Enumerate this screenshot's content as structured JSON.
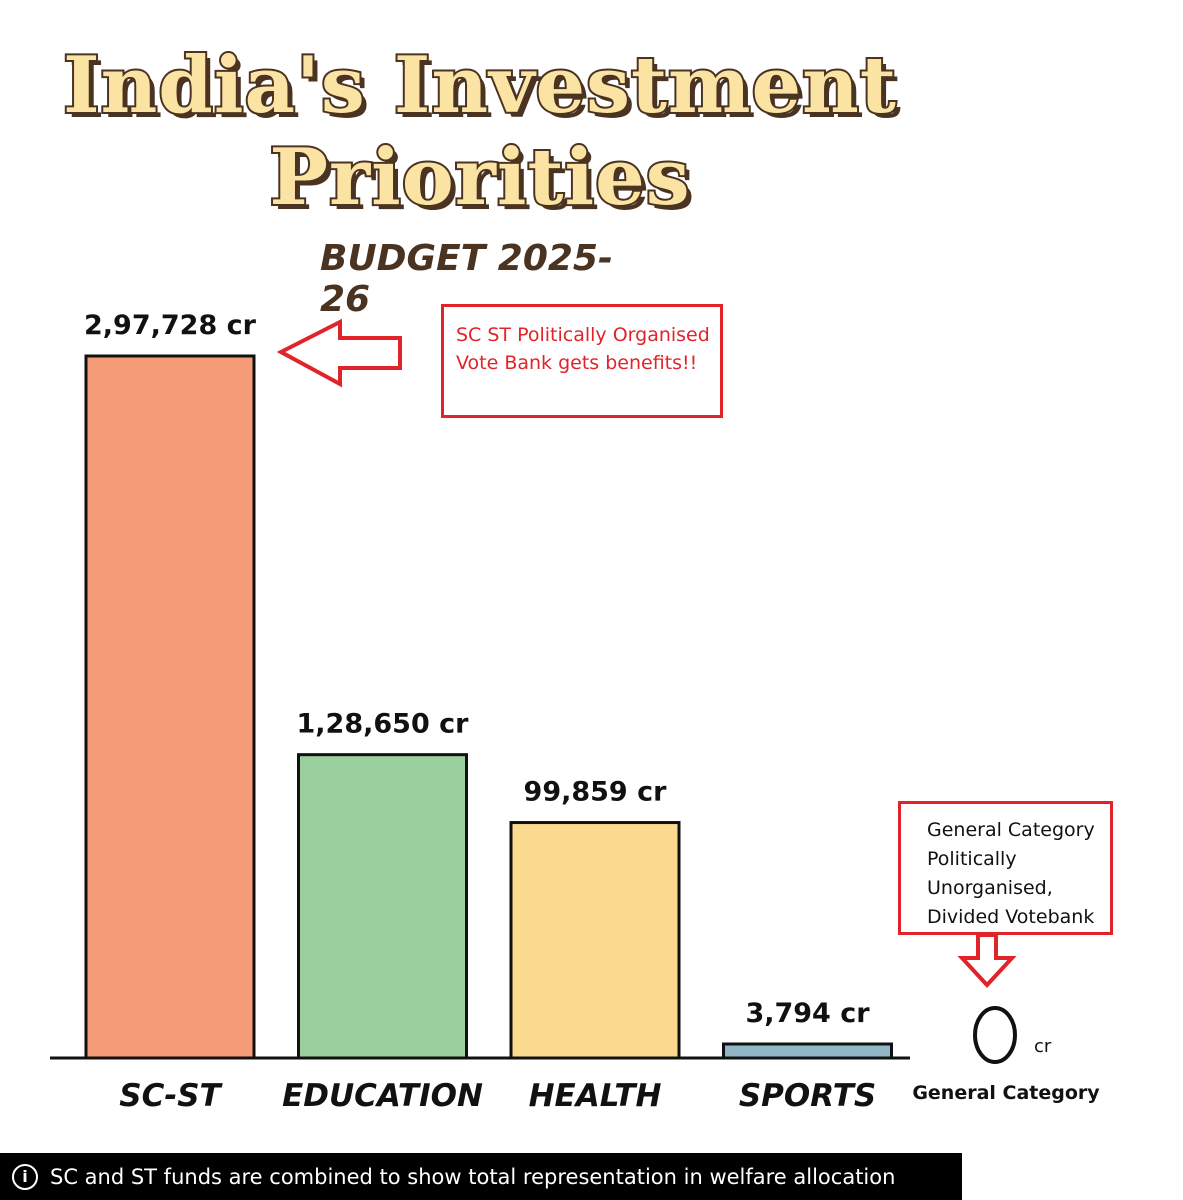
{
  "title_lines": [
    "India's Investment",
    "Priorities"
  ],
  "subtitle": "BUDGET 2025-26",
  "chart_data": {
    "type": "bar",
    "categories": [
      "SC-ST",
      "EDUCATION",
      "HEALTH",
      "SPORTS"
    ],
    "values": [
      297728,
      128650,
      99859,
      3794
    ],
    "value_labels": [
      "2,97,728 cr",
      "1,28,650 cr",
      "99,859 cr",
      "3,794 cr"
    ],
    "colors": [
      "#f59b78",
      "#9ccf9e",
      "#fbd98e",
      "#8fb7c8"
    ],
    "unit": "cr",
    "extra_category": {
      "label": "General Category",
      "value": 0,
      "value_label": "0",
      "unit": "cr"
    },
    "ylim": [
      0,
      297728
    ],
    "grid": false
  },
  "annotations": {
    "top": "SC ST Politically Organised Vote Bank gets benefits!!",
    "general": "General Category Politically Unorganised, Divided Votebank"
  },
  "footer": {
    "icon": "info-icon",
    "text": "SC and ST funds are combined to show total representation in welfare allocation"
  },
  "colors": {
    "title_fill": "#fbe3a4",
    "title_outline": "#4a3320",
    "annotation_red": "#e0242a",
    "footer_bg": "#000000"
  }
}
====================
■ TASK DESCRIPTION ■
All of the material above is to be copied exactly, except for its images.

■ EXERCISE ANSWER ■
Enumerate this screenshot's content as structured JSON.
{
  "title_lines": [
    "India's Investment",
    "Priorities"
  ],
  "subtitle": "BUDGET 2025-26",
  "chart_data": {
    "type": "bar",
    "categories": [
      "SC-ST",
      "EDUCATION",
      "HEALTH",
      "SPORTS"
    ],
    "values": [
      297728,
      128650,
      99859,
      3794
    ],
    "value_labels": [
      "2,97,728 cr",
      "1,28,650 cr",
      "99,859 cr",
      "3,794 cr"
    ],
    "colors": [
      "#f59b78",
      "#9ccf9e",
      "#fbd98e",
      "#8fb7c8"
    ],
    "unit": "cr",
    "extra_category": {
      "label": "General Category",
      "value": 0,
      "value_label": "0",
      "unit": "cr"
    },
    "ylim": [
      0,
      297728
    ],
    "grid": false
  },
  "annotations": {
    "top": "SC ST Politically Organised Vote Bank gets benefits!!",
    "general": "General Category Politically Unorganised, Divided Votebank"
  },
  "footer": {
    "icon": "info-icon",
    "text": "SC and ST funds are combined to show total representation in welfare allocation"
  },
  "colors": {
    "title_fill": "#fbe3a4",
    "title_outline": "#4a3320",
    "annotation_red": "#e0242a",
    "footer_bg": "#000000"
  }
}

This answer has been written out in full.